• Work instructions: How many lines in the listing below include the word "content"? Answer with the number and nothing else.

• Dataset entries:
****

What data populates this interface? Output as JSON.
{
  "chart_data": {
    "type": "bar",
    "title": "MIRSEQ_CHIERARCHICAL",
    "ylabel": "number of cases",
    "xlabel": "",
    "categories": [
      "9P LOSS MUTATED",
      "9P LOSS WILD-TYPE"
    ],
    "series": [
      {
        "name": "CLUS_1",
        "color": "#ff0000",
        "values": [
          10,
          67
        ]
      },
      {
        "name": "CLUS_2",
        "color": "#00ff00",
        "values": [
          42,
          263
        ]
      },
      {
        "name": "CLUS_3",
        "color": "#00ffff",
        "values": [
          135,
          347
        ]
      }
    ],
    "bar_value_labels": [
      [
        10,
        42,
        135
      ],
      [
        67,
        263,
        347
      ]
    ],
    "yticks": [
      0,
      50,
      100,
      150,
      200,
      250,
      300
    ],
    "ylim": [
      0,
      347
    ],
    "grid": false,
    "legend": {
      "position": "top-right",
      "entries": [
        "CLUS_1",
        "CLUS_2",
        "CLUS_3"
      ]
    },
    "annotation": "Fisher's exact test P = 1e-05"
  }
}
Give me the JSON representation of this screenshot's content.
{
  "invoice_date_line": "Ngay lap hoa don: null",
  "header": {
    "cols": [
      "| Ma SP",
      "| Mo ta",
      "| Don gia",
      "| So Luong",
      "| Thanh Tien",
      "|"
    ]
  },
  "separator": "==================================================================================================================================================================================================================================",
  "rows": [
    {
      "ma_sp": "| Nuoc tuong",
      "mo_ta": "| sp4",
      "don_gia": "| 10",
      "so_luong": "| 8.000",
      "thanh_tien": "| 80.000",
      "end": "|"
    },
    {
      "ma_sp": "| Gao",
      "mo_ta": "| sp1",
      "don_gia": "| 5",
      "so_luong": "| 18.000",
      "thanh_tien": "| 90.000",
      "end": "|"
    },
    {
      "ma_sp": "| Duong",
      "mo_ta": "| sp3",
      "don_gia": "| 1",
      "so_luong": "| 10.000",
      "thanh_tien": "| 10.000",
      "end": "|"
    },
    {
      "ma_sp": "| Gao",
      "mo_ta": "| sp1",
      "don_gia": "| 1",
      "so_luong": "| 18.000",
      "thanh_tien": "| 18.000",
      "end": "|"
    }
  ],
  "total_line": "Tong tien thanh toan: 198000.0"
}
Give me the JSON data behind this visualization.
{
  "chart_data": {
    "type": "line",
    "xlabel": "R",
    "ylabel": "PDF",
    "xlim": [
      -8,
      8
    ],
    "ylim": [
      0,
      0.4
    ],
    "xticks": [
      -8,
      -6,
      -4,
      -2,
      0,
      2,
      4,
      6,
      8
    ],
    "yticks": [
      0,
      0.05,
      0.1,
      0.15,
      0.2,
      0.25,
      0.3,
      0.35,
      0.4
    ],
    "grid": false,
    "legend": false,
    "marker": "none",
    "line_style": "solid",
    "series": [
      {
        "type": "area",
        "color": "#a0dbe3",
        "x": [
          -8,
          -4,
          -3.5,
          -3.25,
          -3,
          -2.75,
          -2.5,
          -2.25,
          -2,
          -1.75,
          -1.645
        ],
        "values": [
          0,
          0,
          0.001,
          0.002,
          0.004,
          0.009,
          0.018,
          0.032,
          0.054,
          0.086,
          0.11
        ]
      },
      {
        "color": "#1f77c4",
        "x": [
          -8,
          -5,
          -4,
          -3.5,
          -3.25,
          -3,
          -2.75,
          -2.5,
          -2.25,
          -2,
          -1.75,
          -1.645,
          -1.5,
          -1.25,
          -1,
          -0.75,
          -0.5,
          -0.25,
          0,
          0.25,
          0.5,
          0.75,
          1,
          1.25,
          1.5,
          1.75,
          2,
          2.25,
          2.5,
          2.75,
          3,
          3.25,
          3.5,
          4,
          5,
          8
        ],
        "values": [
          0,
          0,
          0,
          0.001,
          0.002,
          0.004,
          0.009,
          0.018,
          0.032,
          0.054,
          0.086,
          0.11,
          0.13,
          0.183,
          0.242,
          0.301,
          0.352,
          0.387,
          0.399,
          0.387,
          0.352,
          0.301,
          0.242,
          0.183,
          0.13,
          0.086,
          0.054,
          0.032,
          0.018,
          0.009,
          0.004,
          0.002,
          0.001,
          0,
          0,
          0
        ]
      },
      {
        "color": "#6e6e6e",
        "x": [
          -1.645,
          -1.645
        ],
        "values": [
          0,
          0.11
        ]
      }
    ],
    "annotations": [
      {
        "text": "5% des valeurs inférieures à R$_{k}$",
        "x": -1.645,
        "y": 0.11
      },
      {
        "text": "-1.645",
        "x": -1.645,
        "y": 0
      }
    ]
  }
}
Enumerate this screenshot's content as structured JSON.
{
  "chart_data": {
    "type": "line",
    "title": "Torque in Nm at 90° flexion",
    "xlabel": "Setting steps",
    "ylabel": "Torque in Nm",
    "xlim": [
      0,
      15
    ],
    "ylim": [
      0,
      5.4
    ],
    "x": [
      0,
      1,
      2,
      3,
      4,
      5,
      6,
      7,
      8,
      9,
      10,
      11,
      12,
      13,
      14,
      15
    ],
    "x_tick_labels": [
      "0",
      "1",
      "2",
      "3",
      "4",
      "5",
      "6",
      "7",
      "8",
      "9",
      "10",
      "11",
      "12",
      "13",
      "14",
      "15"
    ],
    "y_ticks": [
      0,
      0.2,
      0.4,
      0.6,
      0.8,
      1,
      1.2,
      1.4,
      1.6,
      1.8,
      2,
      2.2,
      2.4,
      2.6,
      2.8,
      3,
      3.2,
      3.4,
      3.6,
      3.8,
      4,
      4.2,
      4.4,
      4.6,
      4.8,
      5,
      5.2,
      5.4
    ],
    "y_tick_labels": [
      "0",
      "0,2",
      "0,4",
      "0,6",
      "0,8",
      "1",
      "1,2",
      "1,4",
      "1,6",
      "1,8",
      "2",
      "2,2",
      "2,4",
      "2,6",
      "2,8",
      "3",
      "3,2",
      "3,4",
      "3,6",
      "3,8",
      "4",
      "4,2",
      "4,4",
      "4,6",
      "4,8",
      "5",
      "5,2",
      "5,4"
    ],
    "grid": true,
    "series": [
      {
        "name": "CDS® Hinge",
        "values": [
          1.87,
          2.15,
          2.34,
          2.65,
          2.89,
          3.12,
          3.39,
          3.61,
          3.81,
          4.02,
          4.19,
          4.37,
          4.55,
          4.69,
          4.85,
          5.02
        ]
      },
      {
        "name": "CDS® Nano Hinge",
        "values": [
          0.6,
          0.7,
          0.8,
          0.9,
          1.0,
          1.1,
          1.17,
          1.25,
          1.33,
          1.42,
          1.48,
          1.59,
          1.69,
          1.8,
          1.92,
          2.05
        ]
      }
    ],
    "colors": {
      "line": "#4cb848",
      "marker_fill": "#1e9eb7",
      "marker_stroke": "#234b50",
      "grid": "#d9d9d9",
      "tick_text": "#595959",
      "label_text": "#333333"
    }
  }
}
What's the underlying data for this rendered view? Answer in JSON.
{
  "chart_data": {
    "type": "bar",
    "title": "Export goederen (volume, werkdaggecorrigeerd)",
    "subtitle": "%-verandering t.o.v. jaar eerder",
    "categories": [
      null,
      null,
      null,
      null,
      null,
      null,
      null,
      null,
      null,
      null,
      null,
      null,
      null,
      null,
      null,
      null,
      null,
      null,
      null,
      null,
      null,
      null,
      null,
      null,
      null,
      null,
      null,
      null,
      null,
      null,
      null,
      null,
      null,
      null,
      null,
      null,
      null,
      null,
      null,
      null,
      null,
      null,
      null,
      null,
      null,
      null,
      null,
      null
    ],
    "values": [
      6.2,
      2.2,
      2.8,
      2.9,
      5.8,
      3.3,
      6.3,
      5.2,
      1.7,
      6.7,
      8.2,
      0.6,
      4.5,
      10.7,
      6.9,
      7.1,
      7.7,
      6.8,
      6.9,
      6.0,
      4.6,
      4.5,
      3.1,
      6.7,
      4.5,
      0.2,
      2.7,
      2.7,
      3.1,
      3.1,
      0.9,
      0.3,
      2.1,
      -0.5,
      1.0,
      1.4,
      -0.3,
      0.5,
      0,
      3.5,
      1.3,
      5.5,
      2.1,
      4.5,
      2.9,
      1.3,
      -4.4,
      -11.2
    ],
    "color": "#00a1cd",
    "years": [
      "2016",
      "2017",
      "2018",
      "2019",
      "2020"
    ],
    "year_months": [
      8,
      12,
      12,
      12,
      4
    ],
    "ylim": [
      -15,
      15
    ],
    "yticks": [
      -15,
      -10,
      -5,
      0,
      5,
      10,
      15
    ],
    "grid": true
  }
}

****

• Problem solution: 2